**Directions:** Transcribe the material verbatim in full; the pictures do not belong in the copy.

**Supplied material:**
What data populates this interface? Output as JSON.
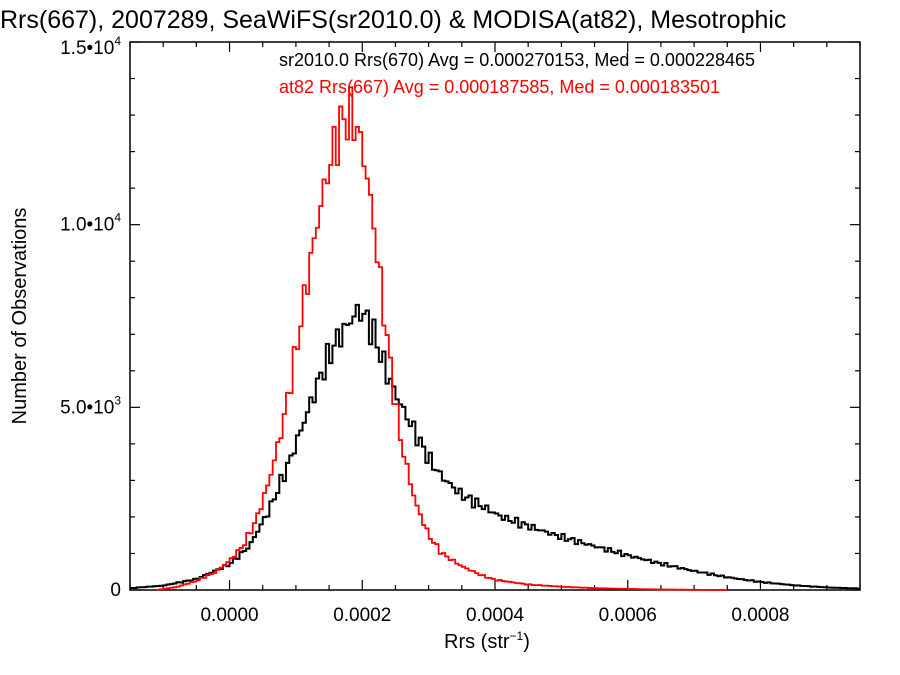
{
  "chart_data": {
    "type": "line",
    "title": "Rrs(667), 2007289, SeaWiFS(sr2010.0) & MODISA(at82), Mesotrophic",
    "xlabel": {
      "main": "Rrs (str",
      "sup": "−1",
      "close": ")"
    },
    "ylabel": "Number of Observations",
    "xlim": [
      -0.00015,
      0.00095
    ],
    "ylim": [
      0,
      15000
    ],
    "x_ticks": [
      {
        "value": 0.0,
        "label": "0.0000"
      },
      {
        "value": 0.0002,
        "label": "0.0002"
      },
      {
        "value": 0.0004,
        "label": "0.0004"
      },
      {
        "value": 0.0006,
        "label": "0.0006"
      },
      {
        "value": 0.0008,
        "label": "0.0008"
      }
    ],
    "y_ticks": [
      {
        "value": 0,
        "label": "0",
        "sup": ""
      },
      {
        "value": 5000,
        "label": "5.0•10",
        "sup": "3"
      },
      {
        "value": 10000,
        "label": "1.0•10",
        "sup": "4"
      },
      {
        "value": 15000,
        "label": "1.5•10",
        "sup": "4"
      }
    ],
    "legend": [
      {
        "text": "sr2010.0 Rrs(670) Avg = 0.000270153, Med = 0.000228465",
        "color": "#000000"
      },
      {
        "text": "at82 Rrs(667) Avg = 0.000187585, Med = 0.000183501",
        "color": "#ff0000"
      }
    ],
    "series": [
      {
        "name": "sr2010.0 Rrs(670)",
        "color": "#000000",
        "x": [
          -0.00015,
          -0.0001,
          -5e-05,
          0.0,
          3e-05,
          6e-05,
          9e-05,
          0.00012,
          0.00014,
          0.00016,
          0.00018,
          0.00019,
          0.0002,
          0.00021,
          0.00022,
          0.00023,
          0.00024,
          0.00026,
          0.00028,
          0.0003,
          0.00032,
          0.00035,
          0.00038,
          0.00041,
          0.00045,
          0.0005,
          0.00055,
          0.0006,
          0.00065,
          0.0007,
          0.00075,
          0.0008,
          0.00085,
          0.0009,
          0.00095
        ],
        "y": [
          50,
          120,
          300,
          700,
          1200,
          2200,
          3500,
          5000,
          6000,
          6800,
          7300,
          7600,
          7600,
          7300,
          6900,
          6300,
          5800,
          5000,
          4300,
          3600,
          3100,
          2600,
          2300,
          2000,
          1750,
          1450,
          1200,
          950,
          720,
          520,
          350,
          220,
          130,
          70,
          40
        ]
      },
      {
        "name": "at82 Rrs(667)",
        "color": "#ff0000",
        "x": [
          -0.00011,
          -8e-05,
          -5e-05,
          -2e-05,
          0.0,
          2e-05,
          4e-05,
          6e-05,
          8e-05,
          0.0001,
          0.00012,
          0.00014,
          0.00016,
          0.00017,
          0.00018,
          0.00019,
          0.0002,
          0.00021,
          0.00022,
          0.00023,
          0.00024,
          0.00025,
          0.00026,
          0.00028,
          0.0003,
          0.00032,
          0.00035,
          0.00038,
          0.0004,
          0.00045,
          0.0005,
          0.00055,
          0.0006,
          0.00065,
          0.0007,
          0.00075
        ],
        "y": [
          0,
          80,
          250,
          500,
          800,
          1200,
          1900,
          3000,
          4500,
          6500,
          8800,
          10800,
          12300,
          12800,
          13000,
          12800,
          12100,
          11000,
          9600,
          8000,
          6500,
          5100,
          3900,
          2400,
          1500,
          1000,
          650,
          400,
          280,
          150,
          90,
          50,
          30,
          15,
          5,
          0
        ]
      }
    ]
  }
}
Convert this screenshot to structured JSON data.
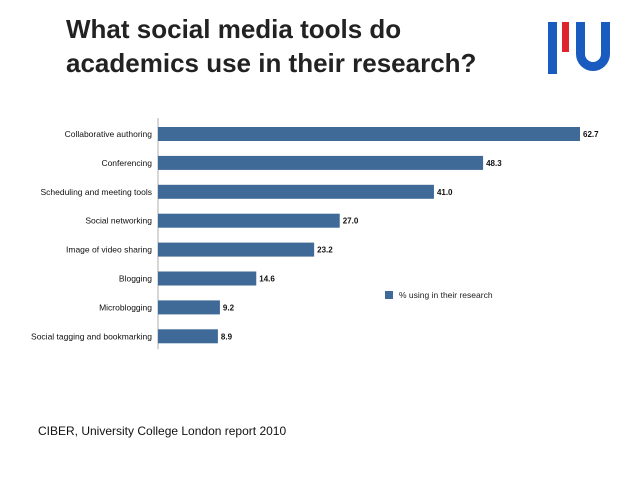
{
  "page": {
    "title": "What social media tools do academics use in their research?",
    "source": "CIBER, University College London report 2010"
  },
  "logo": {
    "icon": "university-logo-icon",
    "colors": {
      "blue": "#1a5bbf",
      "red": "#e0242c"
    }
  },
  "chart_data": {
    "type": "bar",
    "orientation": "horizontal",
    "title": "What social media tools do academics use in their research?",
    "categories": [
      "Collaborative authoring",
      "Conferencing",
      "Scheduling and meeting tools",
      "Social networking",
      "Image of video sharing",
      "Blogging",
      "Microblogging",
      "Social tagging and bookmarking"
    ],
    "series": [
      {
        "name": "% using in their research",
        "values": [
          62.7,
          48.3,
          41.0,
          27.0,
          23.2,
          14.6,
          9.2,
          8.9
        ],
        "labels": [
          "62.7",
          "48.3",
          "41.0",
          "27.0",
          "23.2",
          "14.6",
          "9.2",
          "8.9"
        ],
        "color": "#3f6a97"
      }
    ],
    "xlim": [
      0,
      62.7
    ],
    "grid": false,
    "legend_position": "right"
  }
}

**Response to this exercise:**
What data populates this interface? Output as JSON.
{
  "chart_data": {
    "type": "line",
    "title": "Rrs(667), 2007289, SeaWiFS(sr2010.0) & MODISA(at82), Mesotrophic",
    "xlabel": {
      "main": "Rrs (str",
      "sup": "−1",
      "close": ")"
    },
    "ylabel": "Number of Observations",
    "xlim": [
      -0.00015,
      0.00095
    ],
    "ylim": [
      0,
      15000
    ],
    "x_ticks": [
      {
        "value": 0.0,
        "label": "0.0000"
      },
      {
        "value": 0.0002,
        "label": "0.0002"
      },
      {
        "value": 0.0004,
        "label": "0.0004"
      },
      {
        "value": 0.0006,
        "label": "0.0006"
      },
      {
        "value": 0.0008,
        "label": "0.0008"
      }
    ],
    "y_ticks": [
      {
        "value": 0,
        "label": "0",
        "sup": ""
      },
      {
        "value": 5000,
        "label": "5.0•10",
        "sup": "3"
      },
      {
        "value": 10000,
        "label": "1.0•10",
        "sup": "4"
      },
      {
        "value": 15000,
        "label": "1.5•10",
        "sup": "4"
      }
    ],
    "legend": [
      {
        "text": "sr2010.0 Rrs(670) Avg = 0.000270153, Med = 0.000228465",
        "color": "#000000"
      },
      {
        "text": "at82 Rrs(667) Avg = 0.000187585, Med = 0.000183501",
        "color": "#ff0000"
      }
    ],
    "series": [
      {
        "name": "sr2010.0 Rrs(670)",
        "color": "#000000",
        "x": [
          -0.00015,
          -0.0001,
          -5e-05,
          0.0,
          3e-05,
          6e-05,
          9e-05,
          0.00012,
          0.00014,
          0.00016,
          0.00018,
          0.00019,
          0.0002,
          0.00021,
          0.00022,
          0.00023,
          0.00024,
          0.00026,
          0.00028,
          0.0003,
          0.00032,
          0.00035,
          0.00038,
          0.00041,
          0.00045,
          0.0005,
          0.00055,
          0.0006,
          0.00065,
          0.0007,
          0.00075,
          0.0008,
          0.00085,
          0.0009,
          0.00095
        ],
        "y": [
          50,
          120,
          300,
          700,
          1200,
          2200,
          3500,
          5000,
          6000,
          6800,
          7300,
          7600,
          7600,
          7300,
          6900,
          6300,
          5800,
          5000,
          4300,
          3600,
          3100,
          2600,
          2300,
          2000,
          1750,
          1450,
          1200,
          950,
          720,
          520,
          350,
          220,
          130,
          70,
          40
        ]
      },
      {
        "name": "at82 Rrs(667)",
        "color": "#ff0000",
        "x": [
          -0.00011,
          -8e-05,
          -5e-05,
          -2e-05,
          0.0,
          2e-05,
          4e-05,
          6e-05,
          8e-05,
          0.0001,
          0.00012,
          0.00014,
          0.00016,
          0.00017,
          0.00018,
          0.00019,
          0.0002,
          0.00021,
          0.00022,
          0.00023,
          0.00024,
          0.00025,
          0.00026,
          0.00028,
          0.0003,
          0.00032,
          0.00035,
          0.00038,
          0.0004,
          0.00045,
          0.0005,
          0.00055,
          0.0006,
          0.00065,
          0.0007,
          0.00075
        ],
        "y": [
          0,
          80,
          250,
          500,
          800,
          1200,
          1900,
          3000,
          4500,
          6500,
          8800,
          10800,
          12300,
          12800,
          13000,
          12800,
          12100,
          11000,
          9600,
          8000,
          6500,
          5100,
          3900,
          2400,
          1500,
          1000,
          650,
          400,
          280,
          150,
          90,
          50,
          30,
          15,
          5,
          0
        ]
      }
    ]
  }
}
Convert this screenshot to structured JSON data.
{
  "page": {
    "title": "What social media tools do academics use in their research?",
    "source": "CIBER, University College London report 2010"
  },
  "logo": {
    "icon": "university-logo-icon",
    "colors": {
      "blue": "#1a5bbf",
      "red": "#e0242c"
    }
  },
  "chart_data": {
    "type": "bar",
    "orientation": "horizontal",
    "title": "What social media tools do academics use in their research?",
    "categories": [
      "Collaborative authoring",
      "Conferencing",
      "Scheduling and meeting tools",
      "Social networking",
      "Image of video sharing",
      "Blogging",
      "Microblogging",
      "Social tagging and bookmarking"
    ],
    "series": [
      {
        "name": "% using in their research",
        "values": [
          62.7,
          48.3,
          41.0,
          27.0,
          23.2,
          14.6,
          9.2,
          8.9
        ],
        "labels": [
          "62.7",
          "48.3",
          "41.0",
          "27.0",
          "23.2",
          "14.6",
          "9.2",
          "8.9"
        ],
        "color": "#3f6a97"
      }
    ],
    "xlim": [
      0,
      62.7
    ],
    "grid": false,
    "legend_position": "right"
  }
}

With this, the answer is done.